Source data:
+++++

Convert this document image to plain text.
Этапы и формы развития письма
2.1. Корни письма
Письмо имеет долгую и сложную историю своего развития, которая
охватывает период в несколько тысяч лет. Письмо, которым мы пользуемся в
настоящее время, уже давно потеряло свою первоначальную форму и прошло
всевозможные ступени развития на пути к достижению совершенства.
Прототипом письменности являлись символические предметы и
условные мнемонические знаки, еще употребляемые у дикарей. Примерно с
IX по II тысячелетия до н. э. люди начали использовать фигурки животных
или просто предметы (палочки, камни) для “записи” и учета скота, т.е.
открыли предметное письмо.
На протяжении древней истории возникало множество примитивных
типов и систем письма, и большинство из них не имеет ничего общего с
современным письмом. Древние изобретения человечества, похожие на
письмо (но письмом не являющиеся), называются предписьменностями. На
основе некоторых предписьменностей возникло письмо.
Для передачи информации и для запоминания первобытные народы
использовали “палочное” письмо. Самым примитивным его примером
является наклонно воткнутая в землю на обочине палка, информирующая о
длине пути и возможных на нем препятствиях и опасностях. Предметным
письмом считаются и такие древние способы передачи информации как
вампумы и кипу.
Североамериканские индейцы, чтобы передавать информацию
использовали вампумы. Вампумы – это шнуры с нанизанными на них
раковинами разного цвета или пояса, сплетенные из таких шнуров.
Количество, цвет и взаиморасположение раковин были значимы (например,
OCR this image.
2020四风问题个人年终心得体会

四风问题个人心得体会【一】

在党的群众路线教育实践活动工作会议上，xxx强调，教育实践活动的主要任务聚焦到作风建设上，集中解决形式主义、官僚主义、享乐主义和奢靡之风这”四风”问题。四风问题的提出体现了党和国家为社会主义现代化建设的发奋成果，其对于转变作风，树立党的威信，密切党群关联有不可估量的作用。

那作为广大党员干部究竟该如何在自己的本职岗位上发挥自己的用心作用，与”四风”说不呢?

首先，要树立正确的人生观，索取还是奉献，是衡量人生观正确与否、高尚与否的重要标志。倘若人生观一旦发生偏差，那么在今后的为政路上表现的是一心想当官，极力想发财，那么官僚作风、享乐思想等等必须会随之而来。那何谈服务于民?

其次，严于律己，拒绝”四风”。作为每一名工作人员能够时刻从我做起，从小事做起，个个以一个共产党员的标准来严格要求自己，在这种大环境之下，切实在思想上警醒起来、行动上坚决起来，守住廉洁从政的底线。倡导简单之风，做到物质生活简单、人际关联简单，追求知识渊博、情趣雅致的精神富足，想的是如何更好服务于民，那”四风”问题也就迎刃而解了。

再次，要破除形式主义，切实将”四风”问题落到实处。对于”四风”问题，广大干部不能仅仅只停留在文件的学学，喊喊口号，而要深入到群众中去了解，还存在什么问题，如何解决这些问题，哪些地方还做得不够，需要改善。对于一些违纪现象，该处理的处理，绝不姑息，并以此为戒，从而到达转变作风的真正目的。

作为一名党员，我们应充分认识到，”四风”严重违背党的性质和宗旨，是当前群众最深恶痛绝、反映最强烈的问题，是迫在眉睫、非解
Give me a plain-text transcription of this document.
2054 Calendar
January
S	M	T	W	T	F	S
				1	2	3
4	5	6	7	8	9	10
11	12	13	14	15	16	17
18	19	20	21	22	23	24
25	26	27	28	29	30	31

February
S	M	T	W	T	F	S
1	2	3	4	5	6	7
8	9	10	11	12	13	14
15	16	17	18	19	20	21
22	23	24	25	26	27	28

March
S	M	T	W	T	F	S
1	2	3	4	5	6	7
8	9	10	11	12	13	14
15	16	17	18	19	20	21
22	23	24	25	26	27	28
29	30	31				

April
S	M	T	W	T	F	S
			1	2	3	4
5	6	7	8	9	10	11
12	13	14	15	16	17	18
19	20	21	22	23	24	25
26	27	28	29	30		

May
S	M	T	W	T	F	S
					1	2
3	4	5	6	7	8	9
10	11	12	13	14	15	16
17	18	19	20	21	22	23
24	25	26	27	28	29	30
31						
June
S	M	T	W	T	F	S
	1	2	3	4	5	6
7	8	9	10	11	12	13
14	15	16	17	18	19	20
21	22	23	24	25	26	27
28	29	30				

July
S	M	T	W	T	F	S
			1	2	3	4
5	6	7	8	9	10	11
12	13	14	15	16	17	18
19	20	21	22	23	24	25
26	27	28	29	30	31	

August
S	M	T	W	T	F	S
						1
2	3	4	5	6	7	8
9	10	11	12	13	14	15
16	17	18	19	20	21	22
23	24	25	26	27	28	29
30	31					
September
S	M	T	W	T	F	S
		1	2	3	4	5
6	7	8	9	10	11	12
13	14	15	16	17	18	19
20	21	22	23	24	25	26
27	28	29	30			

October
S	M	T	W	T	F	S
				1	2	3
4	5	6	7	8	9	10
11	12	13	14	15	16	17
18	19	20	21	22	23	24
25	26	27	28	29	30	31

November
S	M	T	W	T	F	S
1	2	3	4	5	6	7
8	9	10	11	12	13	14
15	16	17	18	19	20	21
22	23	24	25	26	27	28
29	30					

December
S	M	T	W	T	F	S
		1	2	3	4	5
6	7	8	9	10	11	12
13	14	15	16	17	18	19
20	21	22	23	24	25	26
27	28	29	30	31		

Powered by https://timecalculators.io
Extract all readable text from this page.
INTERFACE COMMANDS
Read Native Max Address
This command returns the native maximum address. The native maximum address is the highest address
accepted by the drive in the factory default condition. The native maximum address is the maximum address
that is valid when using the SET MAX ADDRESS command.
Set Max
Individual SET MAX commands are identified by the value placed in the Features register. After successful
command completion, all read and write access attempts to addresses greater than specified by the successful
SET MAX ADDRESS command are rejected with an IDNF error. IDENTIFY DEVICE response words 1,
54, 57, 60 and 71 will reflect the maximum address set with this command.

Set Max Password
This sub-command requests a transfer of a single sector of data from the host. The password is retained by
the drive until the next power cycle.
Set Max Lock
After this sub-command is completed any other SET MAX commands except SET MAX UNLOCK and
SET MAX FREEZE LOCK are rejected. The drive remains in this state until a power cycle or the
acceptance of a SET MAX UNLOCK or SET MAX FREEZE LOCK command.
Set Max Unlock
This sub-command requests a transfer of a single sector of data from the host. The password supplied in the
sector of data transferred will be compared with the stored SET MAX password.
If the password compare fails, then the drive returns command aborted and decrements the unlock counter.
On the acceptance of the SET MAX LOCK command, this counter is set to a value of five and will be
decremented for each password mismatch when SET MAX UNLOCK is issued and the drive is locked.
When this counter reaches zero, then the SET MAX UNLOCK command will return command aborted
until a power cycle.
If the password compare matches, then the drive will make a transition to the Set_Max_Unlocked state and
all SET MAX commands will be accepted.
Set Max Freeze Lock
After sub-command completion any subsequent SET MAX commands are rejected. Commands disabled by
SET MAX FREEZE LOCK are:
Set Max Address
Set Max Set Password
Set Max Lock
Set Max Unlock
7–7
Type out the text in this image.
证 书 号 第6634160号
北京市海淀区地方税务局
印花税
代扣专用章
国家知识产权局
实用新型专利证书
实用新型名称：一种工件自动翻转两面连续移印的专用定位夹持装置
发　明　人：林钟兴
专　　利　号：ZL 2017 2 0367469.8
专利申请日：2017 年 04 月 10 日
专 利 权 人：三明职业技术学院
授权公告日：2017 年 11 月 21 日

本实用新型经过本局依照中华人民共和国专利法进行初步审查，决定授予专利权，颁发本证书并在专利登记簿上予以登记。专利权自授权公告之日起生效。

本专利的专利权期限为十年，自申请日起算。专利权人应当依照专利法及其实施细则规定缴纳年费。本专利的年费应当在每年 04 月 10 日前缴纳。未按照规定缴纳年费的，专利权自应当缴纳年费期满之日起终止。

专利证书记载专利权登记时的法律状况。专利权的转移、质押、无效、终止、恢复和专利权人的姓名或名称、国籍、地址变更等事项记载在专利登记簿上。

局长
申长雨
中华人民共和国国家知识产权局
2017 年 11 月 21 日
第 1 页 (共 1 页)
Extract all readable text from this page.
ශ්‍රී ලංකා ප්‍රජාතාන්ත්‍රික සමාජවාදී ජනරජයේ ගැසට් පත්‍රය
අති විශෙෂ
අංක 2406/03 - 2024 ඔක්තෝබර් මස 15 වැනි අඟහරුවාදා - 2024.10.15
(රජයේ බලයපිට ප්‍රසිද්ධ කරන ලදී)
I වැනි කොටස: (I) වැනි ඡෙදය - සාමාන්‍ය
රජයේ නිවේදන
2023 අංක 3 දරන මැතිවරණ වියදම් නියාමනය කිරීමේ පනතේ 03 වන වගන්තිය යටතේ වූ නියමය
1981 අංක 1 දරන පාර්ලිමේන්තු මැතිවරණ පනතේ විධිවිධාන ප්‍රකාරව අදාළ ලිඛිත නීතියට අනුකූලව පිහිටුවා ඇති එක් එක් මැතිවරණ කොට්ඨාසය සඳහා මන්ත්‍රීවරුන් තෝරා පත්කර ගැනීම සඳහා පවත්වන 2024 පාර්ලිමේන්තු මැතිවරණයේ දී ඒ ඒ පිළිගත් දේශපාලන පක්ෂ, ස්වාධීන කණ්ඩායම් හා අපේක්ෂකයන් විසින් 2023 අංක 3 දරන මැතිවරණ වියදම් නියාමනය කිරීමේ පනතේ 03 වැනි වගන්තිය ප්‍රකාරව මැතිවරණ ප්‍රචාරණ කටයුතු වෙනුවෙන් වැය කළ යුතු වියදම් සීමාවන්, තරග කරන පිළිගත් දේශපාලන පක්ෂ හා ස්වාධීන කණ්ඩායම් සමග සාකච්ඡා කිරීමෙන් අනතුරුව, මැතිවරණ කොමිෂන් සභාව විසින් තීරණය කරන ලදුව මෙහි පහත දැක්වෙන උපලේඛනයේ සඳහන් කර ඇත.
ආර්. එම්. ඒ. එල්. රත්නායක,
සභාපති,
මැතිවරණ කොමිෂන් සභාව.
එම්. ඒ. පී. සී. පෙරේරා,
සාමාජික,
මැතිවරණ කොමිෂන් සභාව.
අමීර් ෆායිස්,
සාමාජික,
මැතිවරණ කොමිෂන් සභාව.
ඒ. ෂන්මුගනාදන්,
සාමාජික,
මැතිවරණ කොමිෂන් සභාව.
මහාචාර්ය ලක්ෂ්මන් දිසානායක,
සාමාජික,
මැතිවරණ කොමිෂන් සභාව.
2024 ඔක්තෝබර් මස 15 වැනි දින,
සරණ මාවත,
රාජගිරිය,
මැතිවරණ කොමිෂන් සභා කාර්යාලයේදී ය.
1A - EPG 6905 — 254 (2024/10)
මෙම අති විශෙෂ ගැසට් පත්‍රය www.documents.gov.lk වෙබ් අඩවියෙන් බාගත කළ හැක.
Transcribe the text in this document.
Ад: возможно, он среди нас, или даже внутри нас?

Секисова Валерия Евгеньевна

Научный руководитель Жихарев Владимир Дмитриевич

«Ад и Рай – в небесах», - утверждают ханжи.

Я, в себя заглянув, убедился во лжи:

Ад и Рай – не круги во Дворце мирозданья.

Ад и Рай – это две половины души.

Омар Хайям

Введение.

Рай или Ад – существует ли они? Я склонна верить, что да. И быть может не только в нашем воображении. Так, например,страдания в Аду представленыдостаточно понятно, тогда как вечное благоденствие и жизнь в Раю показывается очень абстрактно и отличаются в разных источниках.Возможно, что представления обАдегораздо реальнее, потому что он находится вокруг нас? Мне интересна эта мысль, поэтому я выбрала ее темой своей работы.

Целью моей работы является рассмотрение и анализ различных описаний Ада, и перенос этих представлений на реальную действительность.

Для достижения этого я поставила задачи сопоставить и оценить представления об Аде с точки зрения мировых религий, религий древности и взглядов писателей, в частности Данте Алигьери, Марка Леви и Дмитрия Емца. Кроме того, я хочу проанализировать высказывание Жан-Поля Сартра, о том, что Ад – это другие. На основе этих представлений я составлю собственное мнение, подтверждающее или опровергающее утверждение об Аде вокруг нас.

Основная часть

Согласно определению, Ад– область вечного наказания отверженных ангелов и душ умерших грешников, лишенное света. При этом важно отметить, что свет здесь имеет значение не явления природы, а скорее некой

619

+++++

Goal of the exercise: Go over the data above and copy every line that has the word "представлений" in it.

The reply:
Целью моей работы является рассмотрение и анализ различных описаний Ада, и перенос этих представлений на реальную действительность.
Для достижения этого я поставила задачи сопоставить и оценить представления об Аде с точки зрения мировых религий, религий древности и взглядов писателей, в частности Данте Алигьери, Марка Леви и Дмитрия Емца. Кроме того, я хочу проанализировать высказывание Жан-Поля Сартра, о том, что Ад – это другие. На основе этих представлений я составлю собственное мнение, подтверждающее или опровергающее утверждение об Аде вокруг нас.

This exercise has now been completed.